» **Texte de la page**

>>>

Le LaM de Villeneuve-d'Ascq nous propose de regarder l'oeuvre inclassable et un peu mystérieuse de l'artiste allemand Paul Klee en se penchant sur des arts qui l'ont inspiré, celui des enfants, celui les malades mentaux, celui des hommes des cavernes et celui des horizons lointains (jusqu'au 27 février 2022).

Article rédigé par Valérie Oddos
France Télévisions - Rédaction Culture
Publié Mis à jour
Temps de lecture : 8min
Paul Klee, "Zweifrucht-Landschaft II" (Paysage aux deux fruits II), 1935, gouache sur papier, 13 x 33 cm. Collection particulière.  (Photo : DR Laure)

Le LaM de Villeneuve-d'Ascq consacre une belle exposition à l'artiste allemand Paul Klee, figure majeure et inclassable de l'art moderne, dont il propose une relecture à travers quatre sources qui l'ont inspiré : l'art asilaire, l'art préhistorique, l'art extra-occidental et les dessins d'enfants. Une présentation qui s'appuie sur un important travail de recherche.

"Il n'y a pas un seul Klee, celui qu'on propose souvent dans les expositions, le Klee didactique, découpé à travers une chronologie bien connue. Nous avons voulu proposer d'autres facettes de son œuvre, un Klee inattendu, articulé autour de quatre sections. Un choix arbitraire, parce qu'il y a de nombreuses manières de lire Klee", explique Sébastien Delot, le directeur du LaM (Lille Métropole Musée d'art moderne, d'art contemporain et d'art brut). Le musée possède trois œuvres de Paul Klee (1879-1940) et "c'était l'occasion d'accueillir un des grands artistes de la collection qui n'avait pas encore eu sa grande exposition monographie au LaM", précise Jeanne-Barhilde Lacourt, sa conservatrice en charge de l'art moderne.

<<<

» **Consigne écrite 1**
Combien d'œuvres de Paul Klee le LaM possède-t-il, d'après le texte sur l'exposition Paul Klee ?
» **Consigne écrite 2**
Recopiez fidèlement le passage du texte sur l'exposition Paul Klee qui commence par "Article rédigé par" et se poursuit jusqu'à "(Photo : DR Laure)".
» **Consigne écrite 3**
Rédigez la suite du texte sur l'exposition Paul Klee, à partir de sa dernière phrase.

» **Jeu de données**
>>>

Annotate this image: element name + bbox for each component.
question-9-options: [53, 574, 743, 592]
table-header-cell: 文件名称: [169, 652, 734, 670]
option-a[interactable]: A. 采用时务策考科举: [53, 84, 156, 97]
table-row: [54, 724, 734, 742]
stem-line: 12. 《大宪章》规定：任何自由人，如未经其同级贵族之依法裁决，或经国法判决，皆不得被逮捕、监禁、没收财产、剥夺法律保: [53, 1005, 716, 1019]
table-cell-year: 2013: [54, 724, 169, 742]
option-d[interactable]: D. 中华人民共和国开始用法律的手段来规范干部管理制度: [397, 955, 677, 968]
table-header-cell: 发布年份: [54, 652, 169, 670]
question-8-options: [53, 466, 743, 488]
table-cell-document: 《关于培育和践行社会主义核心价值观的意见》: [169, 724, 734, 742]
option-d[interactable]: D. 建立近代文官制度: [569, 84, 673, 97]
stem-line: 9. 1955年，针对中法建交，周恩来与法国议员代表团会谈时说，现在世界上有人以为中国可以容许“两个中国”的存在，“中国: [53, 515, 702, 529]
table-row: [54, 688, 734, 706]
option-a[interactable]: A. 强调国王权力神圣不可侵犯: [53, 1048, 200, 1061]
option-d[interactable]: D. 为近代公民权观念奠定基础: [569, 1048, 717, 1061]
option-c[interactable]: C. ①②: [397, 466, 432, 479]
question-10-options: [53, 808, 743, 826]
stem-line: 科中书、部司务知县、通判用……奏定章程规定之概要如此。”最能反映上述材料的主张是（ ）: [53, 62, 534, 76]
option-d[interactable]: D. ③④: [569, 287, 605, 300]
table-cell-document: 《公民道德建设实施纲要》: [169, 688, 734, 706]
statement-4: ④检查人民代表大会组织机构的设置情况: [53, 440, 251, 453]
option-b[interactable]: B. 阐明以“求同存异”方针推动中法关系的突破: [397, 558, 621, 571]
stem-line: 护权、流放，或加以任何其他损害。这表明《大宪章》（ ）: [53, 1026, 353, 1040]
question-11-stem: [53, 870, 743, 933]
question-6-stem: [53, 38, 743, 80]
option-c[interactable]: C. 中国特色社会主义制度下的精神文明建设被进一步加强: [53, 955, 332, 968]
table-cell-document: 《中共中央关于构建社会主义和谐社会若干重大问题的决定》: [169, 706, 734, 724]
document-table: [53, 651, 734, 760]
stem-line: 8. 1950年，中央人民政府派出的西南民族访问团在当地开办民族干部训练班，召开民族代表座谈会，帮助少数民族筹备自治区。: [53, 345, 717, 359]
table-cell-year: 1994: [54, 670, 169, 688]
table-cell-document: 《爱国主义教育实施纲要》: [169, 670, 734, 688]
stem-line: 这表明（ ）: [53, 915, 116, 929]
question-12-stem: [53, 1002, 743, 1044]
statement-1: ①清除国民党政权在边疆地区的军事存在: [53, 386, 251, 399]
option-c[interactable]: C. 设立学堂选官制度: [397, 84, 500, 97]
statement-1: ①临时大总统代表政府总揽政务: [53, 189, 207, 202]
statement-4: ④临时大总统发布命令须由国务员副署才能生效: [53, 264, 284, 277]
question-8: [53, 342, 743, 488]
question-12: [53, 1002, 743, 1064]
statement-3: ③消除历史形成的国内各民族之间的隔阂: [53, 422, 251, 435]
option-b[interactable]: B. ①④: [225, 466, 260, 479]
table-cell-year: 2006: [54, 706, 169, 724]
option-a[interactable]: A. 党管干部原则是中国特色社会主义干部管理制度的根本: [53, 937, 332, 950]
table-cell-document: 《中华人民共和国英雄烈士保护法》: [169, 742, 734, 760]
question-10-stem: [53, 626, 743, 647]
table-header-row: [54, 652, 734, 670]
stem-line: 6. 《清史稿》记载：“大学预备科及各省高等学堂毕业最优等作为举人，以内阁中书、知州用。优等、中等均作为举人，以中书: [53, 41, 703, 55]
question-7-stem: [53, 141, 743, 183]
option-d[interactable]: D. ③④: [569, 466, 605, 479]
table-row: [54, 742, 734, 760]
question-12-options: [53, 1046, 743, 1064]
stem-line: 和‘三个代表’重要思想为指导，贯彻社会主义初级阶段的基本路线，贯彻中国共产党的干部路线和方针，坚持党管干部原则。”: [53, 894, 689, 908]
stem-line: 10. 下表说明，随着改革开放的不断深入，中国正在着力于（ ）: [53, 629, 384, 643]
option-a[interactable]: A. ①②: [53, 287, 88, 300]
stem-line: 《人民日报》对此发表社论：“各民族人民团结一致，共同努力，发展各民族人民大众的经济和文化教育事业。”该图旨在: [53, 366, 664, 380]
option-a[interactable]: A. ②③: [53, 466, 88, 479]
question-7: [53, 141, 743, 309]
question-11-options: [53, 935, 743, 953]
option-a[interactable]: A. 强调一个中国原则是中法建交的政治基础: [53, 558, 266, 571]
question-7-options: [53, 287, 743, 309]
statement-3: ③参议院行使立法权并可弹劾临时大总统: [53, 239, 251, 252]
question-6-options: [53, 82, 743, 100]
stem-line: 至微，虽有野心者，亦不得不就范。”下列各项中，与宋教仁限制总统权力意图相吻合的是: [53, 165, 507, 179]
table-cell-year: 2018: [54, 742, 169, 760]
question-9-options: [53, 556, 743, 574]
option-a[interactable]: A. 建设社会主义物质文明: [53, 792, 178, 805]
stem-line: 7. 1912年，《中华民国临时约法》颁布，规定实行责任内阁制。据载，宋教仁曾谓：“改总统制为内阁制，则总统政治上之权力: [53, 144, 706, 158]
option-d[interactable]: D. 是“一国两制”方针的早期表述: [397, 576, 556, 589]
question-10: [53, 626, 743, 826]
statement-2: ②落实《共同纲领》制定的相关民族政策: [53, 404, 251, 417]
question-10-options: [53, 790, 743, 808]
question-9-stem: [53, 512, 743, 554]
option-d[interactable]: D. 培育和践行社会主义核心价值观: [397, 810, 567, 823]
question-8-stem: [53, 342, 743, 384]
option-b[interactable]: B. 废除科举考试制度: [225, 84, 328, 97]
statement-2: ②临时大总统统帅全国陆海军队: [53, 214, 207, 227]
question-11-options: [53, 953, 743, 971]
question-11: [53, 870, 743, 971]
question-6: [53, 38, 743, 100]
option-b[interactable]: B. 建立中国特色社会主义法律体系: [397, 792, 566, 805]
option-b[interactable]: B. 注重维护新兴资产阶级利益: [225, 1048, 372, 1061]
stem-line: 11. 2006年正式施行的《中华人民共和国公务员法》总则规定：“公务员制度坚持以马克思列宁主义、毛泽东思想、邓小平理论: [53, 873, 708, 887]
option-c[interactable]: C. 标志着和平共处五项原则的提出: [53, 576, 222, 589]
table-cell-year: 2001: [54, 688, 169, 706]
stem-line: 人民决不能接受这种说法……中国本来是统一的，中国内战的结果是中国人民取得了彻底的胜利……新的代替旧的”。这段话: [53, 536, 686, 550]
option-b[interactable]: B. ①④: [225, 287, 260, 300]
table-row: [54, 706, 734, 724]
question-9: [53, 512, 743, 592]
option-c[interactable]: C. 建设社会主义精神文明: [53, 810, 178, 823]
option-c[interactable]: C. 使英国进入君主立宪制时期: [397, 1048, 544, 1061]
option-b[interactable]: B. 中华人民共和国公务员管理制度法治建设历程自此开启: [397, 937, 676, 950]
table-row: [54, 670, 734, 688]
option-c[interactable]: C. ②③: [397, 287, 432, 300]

<<<

» **Réponse écrite 1**
Le musée possède trois œuvres de Paul Klee.

» **Réponse écrite 2**
Article rédigé par Valérie Oddos
France Télévisions - Rédaction Culture
Publié Mis à jour
Temps de lecture : 8min
Paul Klee, "Zweifrucht-Landschaft II" (Paysage aux deux fruits II), 1935, gouache sur papier, 13 x 33 cm. Collection particulière.  (Photo : DR Laure)

» **Réponse écrite 3**
Paul Klee, "Versunkene Insel" (L'île engloutie), 1923. LaM, Musée d’art moderne, d’art contemporain et d’art brut de Lille Métropole.  (Photo : Philip Bernard)

Des mondes que voient les enfants, les primitifs et les fous

L'exposition est organisée avec le Zentrum Paul Klee de Berne, qui conserve quelque 4 000 œuvres et les archives de l'artiste né en Suisse dans une famille de musiciens allemands, qui a étudié l'art en Allemagne, enseigné dix ans au Bauhaus et qui a dû revenir en Suisse en 1933. "J'étudie Klee depuis une dizaine d'années et j'ai toujours lu que ses œuvres ressemblaient à des dessins d'enfants, à de l'art préhistorique ou non européen. Je me suis toujours demandé s'il avait vraiment étudié ces arts", explique Fabienne Eggelhöfer, conservatrice en chef du Zentrum Paul Klee. Pour cette exposition, "nous nous sommes plongés dans nos archives, nous avons regardé sa bibliothèque, sa correspondance, et nous avons trouvé de nombreuses sources" qui attestent qu'il s'est bien intéressé à ces sujets.

L'exposition s'intitule "Entre-mondes" : Paul Klee a évoqué des "mondes intermédiaires", qu'il voit "entre les mondes qui nous sont extérieurement perceptibles par les sens". Ces mondes, "il se peut que ce ne soient vraiment que les enfants, les fous et les primitifs qui les voient", dit-il. Remettant en question l'enseignement académique qu'il a reçu, l'artiste veut revenir à de supposées origines de l'art, qu'il pense trouver dans ces sources, pour créer un vocabulaire nouveau.

Paul Klee, "Abendliche Figur" (Figure du soir), 1935, aquarelle sur papier, 48 x 31 cm. LaM, Musée d’art moderne, d’art contemporain et d’art brut de Lille Métropole.  (Photo : Philip Bernard)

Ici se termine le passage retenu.